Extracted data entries
┌──
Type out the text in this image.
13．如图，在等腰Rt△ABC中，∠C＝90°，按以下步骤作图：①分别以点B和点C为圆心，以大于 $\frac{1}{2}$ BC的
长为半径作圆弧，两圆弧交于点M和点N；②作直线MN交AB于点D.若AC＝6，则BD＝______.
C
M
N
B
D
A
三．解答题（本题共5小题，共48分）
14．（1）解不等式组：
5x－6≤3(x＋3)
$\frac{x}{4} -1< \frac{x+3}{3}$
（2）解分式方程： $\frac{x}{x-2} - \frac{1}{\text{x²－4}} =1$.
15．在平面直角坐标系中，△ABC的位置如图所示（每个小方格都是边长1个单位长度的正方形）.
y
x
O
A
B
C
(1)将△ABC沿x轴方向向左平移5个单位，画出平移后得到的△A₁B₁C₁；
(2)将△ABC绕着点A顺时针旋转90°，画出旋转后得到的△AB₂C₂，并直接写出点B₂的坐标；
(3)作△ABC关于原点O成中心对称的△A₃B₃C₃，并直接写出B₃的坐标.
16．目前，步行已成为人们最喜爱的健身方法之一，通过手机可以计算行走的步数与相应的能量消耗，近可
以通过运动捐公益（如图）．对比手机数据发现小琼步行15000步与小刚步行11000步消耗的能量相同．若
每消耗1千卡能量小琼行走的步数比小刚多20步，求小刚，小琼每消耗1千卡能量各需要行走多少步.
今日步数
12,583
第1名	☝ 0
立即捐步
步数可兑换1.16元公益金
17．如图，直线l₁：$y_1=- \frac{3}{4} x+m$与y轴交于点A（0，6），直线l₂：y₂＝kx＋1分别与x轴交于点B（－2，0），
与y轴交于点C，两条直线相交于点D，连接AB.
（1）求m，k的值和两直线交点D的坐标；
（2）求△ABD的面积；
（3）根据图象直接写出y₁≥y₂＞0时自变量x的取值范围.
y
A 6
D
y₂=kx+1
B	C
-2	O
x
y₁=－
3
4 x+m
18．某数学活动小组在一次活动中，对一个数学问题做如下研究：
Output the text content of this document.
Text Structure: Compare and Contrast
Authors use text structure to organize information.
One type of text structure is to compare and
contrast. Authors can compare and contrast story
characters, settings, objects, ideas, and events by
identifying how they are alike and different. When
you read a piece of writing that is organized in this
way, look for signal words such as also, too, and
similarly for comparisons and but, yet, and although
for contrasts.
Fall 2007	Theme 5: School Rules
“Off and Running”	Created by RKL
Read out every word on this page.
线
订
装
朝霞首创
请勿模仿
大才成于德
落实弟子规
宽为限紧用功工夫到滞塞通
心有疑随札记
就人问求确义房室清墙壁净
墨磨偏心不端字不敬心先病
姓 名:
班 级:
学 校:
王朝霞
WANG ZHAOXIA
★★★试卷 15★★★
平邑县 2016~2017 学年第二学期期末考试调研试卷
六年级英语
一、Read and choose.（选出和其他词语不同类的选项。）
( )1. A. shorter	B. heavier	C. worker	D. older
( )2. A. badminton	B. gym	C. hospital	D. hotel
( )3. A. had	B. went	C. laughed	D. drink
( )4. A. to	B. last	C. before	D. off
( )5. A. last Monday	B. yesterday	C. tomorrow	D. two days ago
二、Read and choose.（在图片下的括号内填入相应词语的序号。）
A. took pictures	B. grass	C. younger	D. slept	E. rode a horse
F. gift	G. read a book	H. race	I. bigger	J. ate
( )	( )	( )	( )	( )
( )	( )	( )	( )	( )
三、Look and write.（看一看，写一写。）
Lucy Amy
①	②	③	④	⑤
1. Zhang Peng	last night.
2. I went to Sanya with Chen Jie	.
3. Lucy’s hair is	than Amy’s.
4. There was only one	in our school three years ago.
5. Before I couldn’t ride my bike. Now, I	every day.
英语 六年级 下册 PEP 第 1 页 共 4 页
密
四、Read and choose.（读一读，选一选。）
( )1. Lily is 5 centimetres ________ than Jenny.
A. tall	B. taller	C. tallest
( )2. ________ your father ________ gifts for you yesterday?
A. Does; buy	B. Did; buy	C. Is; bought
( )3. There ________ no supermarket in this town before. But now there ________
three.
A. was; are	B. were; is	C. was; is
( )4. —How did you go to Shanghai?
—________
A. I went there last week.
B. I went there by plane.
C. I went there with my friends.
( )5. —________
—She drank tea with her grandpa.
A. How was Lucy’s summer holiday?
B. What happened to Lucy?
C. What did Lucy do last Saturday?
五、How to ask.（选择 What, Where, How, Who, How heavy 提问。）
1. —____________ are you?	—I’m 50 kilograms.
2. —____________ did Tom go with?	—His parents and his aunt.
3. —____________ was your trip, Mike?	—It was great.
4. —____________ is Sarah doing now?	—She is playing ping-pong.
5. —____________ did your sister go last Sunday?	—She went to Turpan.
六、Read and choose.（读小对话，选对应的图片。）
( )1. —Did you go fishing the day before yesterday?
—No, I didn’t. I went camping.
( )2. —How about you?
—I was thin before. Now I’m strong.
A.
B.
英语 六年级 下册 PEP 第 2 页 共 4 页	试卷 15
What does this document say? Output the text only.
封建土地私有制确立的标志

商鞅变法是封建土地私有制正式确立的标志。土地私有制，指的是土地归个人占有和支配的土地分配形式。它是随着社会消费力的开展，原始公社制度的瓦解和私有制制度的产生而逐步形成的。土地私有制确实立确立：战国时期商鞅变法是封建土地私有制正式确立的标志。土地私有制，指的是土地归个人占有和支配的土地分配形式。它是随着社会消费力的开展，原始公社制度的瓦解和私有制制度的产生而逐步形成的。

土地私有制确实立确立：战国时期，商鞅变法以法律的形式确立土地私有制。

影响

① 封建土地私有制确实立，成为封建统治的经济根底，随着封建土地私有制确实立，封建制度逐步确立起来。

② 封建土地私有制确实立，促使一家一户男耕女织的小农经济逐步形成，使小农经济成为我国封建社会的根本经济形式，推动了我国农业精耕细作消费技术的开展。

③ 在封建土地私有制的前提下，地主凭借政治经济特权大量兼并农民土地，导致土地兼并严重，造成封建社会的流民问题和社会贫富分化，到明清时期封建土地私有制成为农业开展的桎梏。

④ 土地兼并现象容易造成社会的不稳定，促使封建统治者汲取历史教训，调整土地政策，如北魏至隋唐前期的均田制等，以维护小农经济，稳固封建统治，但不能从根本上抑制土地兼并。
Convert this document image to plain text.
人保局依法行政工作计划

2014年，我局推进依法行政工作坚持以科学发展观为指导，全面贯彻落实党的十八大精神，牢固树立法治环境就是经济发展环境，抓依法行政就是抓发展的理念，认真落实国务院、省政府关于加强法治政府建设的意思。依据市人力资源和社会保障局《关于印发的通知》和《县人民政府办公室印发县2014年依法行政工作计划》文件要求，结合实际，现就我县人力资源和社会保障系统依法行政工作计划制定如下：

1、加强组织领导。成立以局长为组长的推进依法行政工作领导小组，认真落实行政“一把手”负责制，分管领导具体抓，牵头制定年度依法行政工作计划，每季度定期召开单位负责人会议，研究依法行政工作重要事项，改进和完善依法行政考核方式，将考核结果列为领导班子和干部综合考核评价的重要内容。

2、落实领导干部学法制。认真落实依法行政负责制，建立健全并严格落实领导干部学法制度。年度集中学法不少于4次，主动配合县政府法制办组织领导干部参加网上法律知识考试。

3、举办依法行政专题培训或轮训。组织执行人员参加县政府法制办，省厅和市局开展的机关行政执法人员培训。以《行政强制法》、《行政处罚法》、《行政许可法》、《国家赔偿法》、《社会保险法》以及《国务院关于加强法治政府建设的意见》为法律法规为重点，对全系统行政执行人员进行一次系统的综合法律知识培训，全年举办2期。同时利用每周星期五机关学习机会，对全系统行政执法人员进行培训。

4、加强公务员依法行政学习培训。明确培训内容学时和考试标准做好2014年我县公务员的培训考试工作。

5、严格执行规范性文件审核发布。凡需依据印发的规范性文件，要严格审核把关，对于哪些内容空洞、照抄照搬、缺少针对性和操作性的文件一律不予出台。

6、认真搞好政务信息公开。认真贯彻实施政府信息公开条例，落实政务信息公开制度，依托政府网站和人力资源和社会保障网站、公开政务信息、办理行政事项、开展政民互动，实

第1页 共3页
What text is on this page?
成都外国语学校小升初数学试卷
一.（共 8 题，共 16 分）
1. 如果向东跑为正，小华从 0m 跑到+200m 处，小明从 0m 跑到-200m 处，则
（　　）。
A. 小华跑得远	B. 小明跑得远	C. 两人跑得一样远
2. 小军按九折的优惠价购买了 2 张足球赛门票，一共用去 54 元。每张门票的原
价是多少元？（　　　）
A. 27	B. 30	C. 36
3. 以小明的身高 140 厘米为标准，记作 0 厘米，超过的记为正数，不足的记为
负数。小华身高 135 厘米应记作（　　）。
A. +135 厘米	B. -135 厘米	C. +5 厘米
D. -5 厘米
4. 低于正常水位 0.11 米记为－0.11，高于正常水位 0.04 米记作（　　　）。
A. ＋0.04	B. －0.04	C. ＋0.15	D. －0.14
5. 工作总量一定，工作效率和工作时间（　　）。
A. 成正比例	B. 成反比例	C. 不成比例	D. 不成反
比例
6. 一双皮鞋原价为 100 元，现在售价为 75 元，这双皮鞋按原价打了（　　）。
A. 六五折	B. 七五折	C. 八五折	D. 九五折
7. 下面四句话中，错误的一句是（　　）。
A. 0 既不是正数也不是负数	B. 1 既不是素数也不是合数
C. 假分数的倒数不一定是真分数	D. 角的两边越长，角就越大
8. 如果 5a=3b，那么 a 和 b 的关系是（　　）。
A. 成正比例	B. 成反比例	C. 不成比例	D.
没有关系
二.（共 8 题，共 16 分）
└──
* [Exercise instructions]: Filter the listing above for the string "不成比例" and copy every matching line.

* [Result for this task]:
A. 成正比例	B. 成反比例	C. 不成比例	D. 不成反
A. 成正比例	B. 成反比例	C. 不成比例	D.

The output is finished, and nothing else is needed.